Copy all lines below exactly as written. Leave pictures out.
================
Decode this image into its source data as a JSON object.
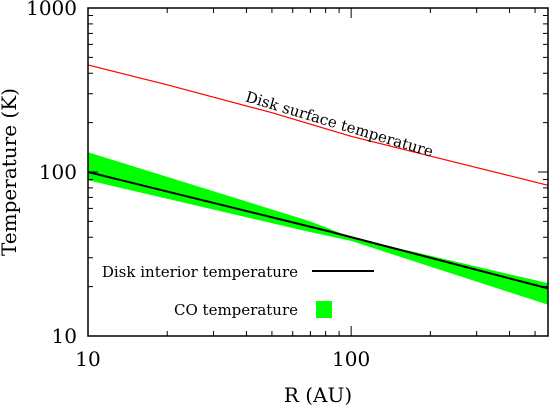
{
  "chart_data": {
    "type": "line",
    "x_scale": "log",
    "y_scale": "log",
    "xlim": [
      10,
      560
    ],
    "ylim": [
      10,
      1000
    ],
    "xlabel": "R (AU)",
    "ylabel": "Temperature (K)",
    "x_ticks": [
      {
        "value": 10,
        "label": "10"
      },
      {
        "value": 100,
        "label": "100"
      }
    ],
    "y_ticks": [
      {
        "value": 10,
        "label": "10"
      },
      {
        "value": 100,
        "label": "100"
      },
      {
        "value": 1000,
        "label": "1000"
      }
    ],
    "grid": false,
    "series": [
      {
        "name": "Disk surface temperature",
        "kind": "line",
        "color": "#ff0000",
        "points": [
          [
            10,
            450
          ],
          [
            20,
            340
          ],
          [
            50,
            230
          ],
          [
            100,
            165
          ],
          [
            200,
            125
          ],
          [
            400,
            95
          ],
          [
            560,
            83
          ]
        ]
      },
      {
        "name": "Disk interior temperature",
        "kind": "line",
        "color": "#000000",
        "points": [
          [
            10,
            100
          ],
          [
            80,
            44
          ],
          [
            560,
            19.5
          ]
        ]
      },
      {
        "name": "CO temperature",
        "kind": "band",
        "color": "#00ff00",
        "upper": [
          [
            10,
            132
          ],
          [
            70,
            50
          ],
          [
            100,
            40
          ],
          [
            560,
            21
          ]
        ],
        "lower": [
          [
            10,
            89
          ],
          [
            70,
            43
          ],
          [
            100,
            38
          ],
          [
            560,
            15.5
          ]
        ]
      }
    ],
    "annotations": [
      {
        "text": "Disk surface temperature",
        "target_series": "Disk surface temperature"
      }
    ],
    "legend": {
      "placement": "bottom-left",
      "entries": [
        {
          "label": "Disk interior temperature",
          "series": "Disk interior temperature"
        },
        {
          "label": "CO temperature",
          "series": "CO temperature"
        }
      ]
    }
  }
}
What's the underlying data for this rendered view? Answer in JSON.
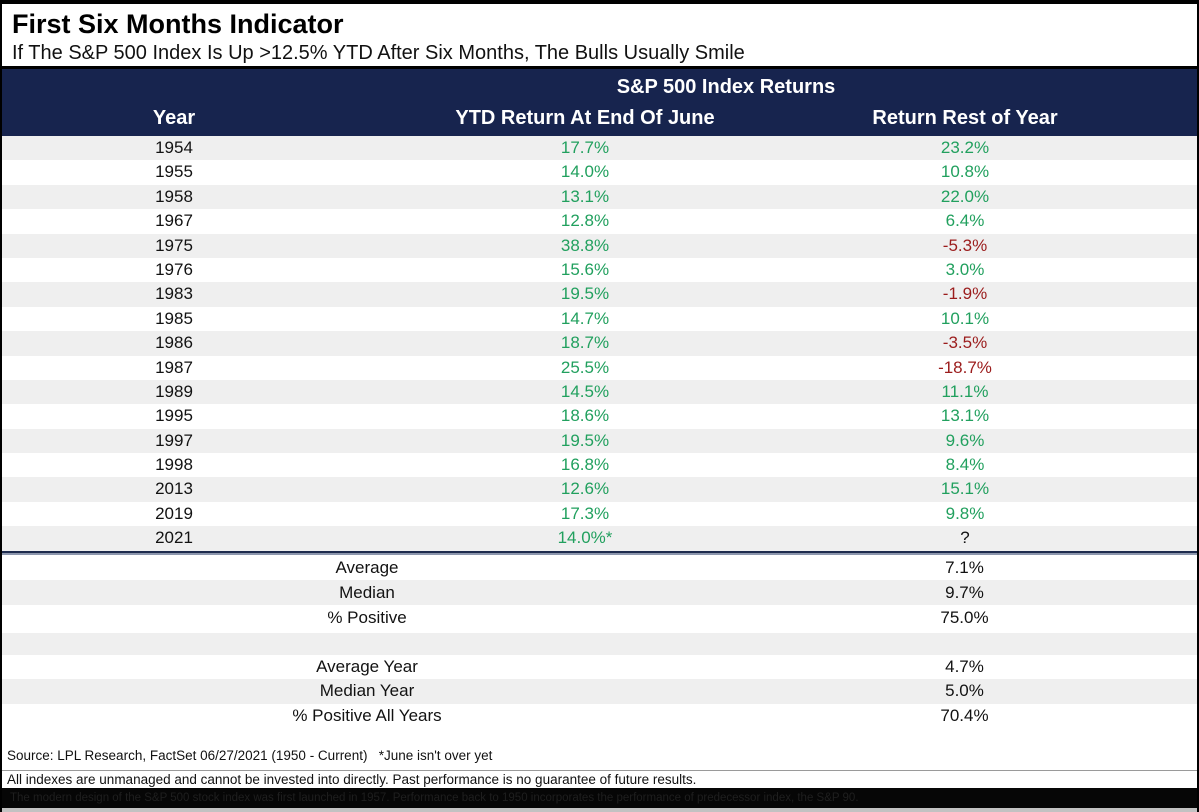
{
  "title": "First Six Months Indicator",
  "subtitle": "If The S&P 500 Index Is Up >12.5% YTD After Six Months, The Bulls Usually Smile",
  "chart_data": {
    "type": "table",
    "title": "First Six Months Indicator",
    "subtitle": "If The S&P 500 Index Is Up >12.5% YTD After Six Months, The Bulls Usually Smile",
    "group_header": "S&P 500 Index Returns",
    "columns": [
      "Year",
      "YTD Return At End Of June",
      "Return Rest of Year"
    ],
    "rows": [
      {
        "year": "1954",
        "ytd": "17.7%",
        "rest": "23.2%"
      },
      {
        "year": "1955",
        "ytd": "14.0%",
        "rest": "10.8%"
      },
      {
        "year": "1958",
        "ytd": "13.1%",
        "rest": "22.0%"
      },
      {
        "year": "1967",
        "ytd": "12.8%",
        "rest": "6.4%"
      },
      {
        "year": "1975",
        "ytd": "38.8%",
        "rest": "-5.3%"
      },
      {
        "year": "1976",
        "ytd": "15.6%",
        "rest": "3.0%"
      },
      {
        "year": "1983",
        "ytd": "19.5%",
        "rest": "-1.9%"
      },
      {
        "year": "1985",
        "ytd": "14.7%",
        "rest": "10.1%"
      },
      {
        "year": "1986",
        "ytd": "18.7%",
        "rest": "-3.5%"
      },
      {
        "year": "1987",
        "ytd": "25.5%",
        "rest": "-18.7%"
      },
      {
        "year": "1989",
        "ytd": "14.5%",
        "rest": "11.1%"
      },
      {
        "year": "1995",
        "ytd": "18.6%",
        "rest": "13.1%"
      },
      {
        "year": "1997",
        "ytd": "19.5%",
        "rest": "9.6%"
      },
      {
        "year": "1998",
        "ytd": "16.8%",
        "rest": "8.4%"
      },
      {
        "year": "2013",
        "ytd": "12.6%",
        "rest": "15.1%"
      },
      {
        "year": "2019",
        "ytd": "17.3%",
        "rest": "9.8%"
      },
      {
        "year": "2021",
        "ytd": "14.0%*",
        "rest": "?"
      }
    ],
    "summary_signal_years": [
      {
        "label": "Average",
        "value": "7.1%"
      },
      {
        "label": "Median",
        "value": "9.7%"
      },
      {
        "label": "% Positive",
        "value": "75.0%"
      }
    ],
    "summary_all_years": [
      {
        "label": "Average Year",
        "value": "4.7%"
      },
      {
        "label": "Median Year",
        "value": "5.0%"
      },
      {
        "label": "% Positive All Years",
        "value": "70.4%"
      }
    ]
  },
  "footnotes": {
    "source": "Source: LPL Research, FactSet 06/27/2021 (1950 - Current)   *June isn't over yet",
    "disclaimer": "All indexes are unmanaged and cannot be invested into directly. Past performance is no guarantee of future results.",
    "footer_bar": "The modern design of the S&P 500 stock index was first launched in 1957. Performance back to 1950 incorporates the performance of predecessor index, the S&P 90."
  },
  "colors": {
    "navy": "#17244E",
    "green": "#21A05E",
    "red": "#9B1C1C",
    "row_alt": "#EFEFEF",
    "positive_text": "green",
    "negative_text": "dark-red"
  }
}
================
● THE SOLUTION
Decode this image into its source data as a JSON object.
{
  "chart_data": {
    "type": "line",
    "x_scale": "log",
    "y_scale": "log",
    "xlim": [
      10,
      560
    ],
    "ylim": [
      10,
      1000
    ],
    "xlabel": "R (AU)",
    "ylabel": "Temperature (K)",
    "x_ticks": [
      {
        "value": 10,
        "label": "10"
      },
      {
        "value": 100,
        "label": "100"
      }
    ],
    "y_ticks": [
      {
        "value": 10,
        "label": "10"
      },
      {
        "value": 100,
        "label": "100"
      },
      {
        "value": 1000,
        "label": "1000"
      }
    ],
    "grid": false,
    "series": [
      {
        "name": "Disk surface temperature",
        "kind": "line",
        "color": "#ff0000",
        "points": [
          [
            10,
            450
          ],
          [
            20,
            340
          ],
          [
            50,
            230
          ],
          [
            100,
            165
          ],
          [
            200,
            125
          ],
          [
            400,
            95
          ],
          [
            560,
            83
          ]
        ]
      },
      {
        "name": "Disk interior temperature",
        "kind": "line",
        "color": "#000000",
        "points": [
          [
            10,
            100
          ],
          [
            80,
            44
          ],
          [
            560,
            19.5
          ]
        ]
      },
      {
        "name": "CO temperature",
        "kind": "band",
        "color": "#00ff00",
        "upper": [
          [
            10,
            132
          ],
          [
            70,
            50
          ],
          [
            100,
            40
          ],
          [
            560,
            21
          ]
        ],
        "lower": [
          [
            10,
            89
          ],
          [
            70,
            43
          ],
          [
            100,
            38
          ],
          [
            560,
            15.5
          ]
        ]
      }
    ],
    "annotations": [
      {
        "text": "Disk surface temperature",
        "target_series": "Disk surface temperature"
      }
    ],
    "legend": {
      "placement": "bottom-left",
      "entries": [
        {
          "label": "Disk interior temperature",
          "series": "Disk interior temperature"
        },
        {
          "label": "CO temperature",
          "series": "CO temperature"
        }
      ]
    }
  }
}
What's the underlying data for this rendered view? Answer in JSON.
{
  "title": "First Six Months Indicator",
  "subtitle": "If The S&P 500 Index Is Up >12.5% YTD After Six Months, The Bulls Usually Smile",
  "chart_data": {
    "type": "table",
    "title": "First Six Months Indicator",
    "subtitle": "If The S&P 500 Index Is Up >12.5% YTD After Six Months, The Bulls Usually Smile",
    "group_header": "S&P 500 Index Returns",
    "columns": [
      "Year",
      "YTD Return At End Of June",
      "Return Rest of Year"
    ],
    "rows": [
      {
        "year": "1954",
        "ytd": "17.7%",
        "rest": "23.2%"
      },
      {
        "year": "1955",
        "ytd": "14.0%",
        "rest": "10.8%"
      },
      {
        "year": "1958",
        "ytd": "13.1%",
        "rest": "22.0%"
      },
      {
        "year": "1967",
        "ytd": "12.8%",
        "rest": "6.4%"
      },
      {
        "year": "1975",
        "ytd": "38.8%",
        "rest": "-5.3%"
      },
      {
        "year": "1976",
        "ytd": "15.6%",
        "rest": "3.0%"
      },
      {
        "year": "1983",
        "ytd": "19.5%",
        "rest": "-1.9%"
      },
      {
        "year": "1985",
        "ytd": "14.7%",
        "rest": "10.1%"
      },
      {
        "year": "1986",
        "ytd": "18.7%",
        "rest": "-3.5%"
      },
      {
        "year": "1987",
        "ytd": "25.5%",
        "rest": "-18.7%"
      },
      {
        "year": "1989",
        "ytd": "14.5%",
        "rest": "11.1%"
      },
      {
        "year": "1995",
        "ytd": "18.6%",
        "rest": "13.1%"
      },
      {
        "year": "1997",
        "ytd": "19.5%",
        "rest": "9.6%"
      },
      {
        "year": "1998",
        "ytd": "16.8%",
        "rest": "8.4%"
      },
      {
        "year": "2013",
        "ytd": "12.6%",
        "rest": "15.1%"
      },
      {
        "year": "2019",
        "ytd": "17.3%",
        "rest": "9.8%"
      },
      {
        "year": "2021",
        "ytd": "14.0%*",
        "rest": "?"
      }
    ],
    "summary_signal_years": [
      {
        "label": "Average",
        "value": "7.1%"
      },
      {
        "label": "Median",
        "value": "9.7%"
      },
      {
        "label": "% Positive",
        "value": "75.0%"
      }
    ],
    "summary_all_years": [
      {
        "label": "Average Year",
        "value": "4.7%"
      },
      {
        "label": "Median Year",
        "value": "5.0%"
      },
      {
        "label": "% Positive All Years",
        "value": "70.4%"
      }
    ]
  },
  "footnotes": {
    "source": "Source: LPL Research, FactSet 06/27/2021 (1950 - Current)   *June isn't over yet",
    "disclaimer": "All indexes are unmanaged and cannot be invested into directly. Past performance is no guarantee of future results.",
    "footer_bar": "The modern design of the S&P 500 stock index was first launched in 1957. Performance back to 1950 incorporates the performance of predecessor index, the S&P 90."
  },
  "colors": {
    "navy": "#17244E",
    "green": "#21A05E",
    "red": "#9B1C1C",
    "row_alt": "#EFEFEF",
    "positive_text": "green",
    "negative_text": "dark-red"
  }
}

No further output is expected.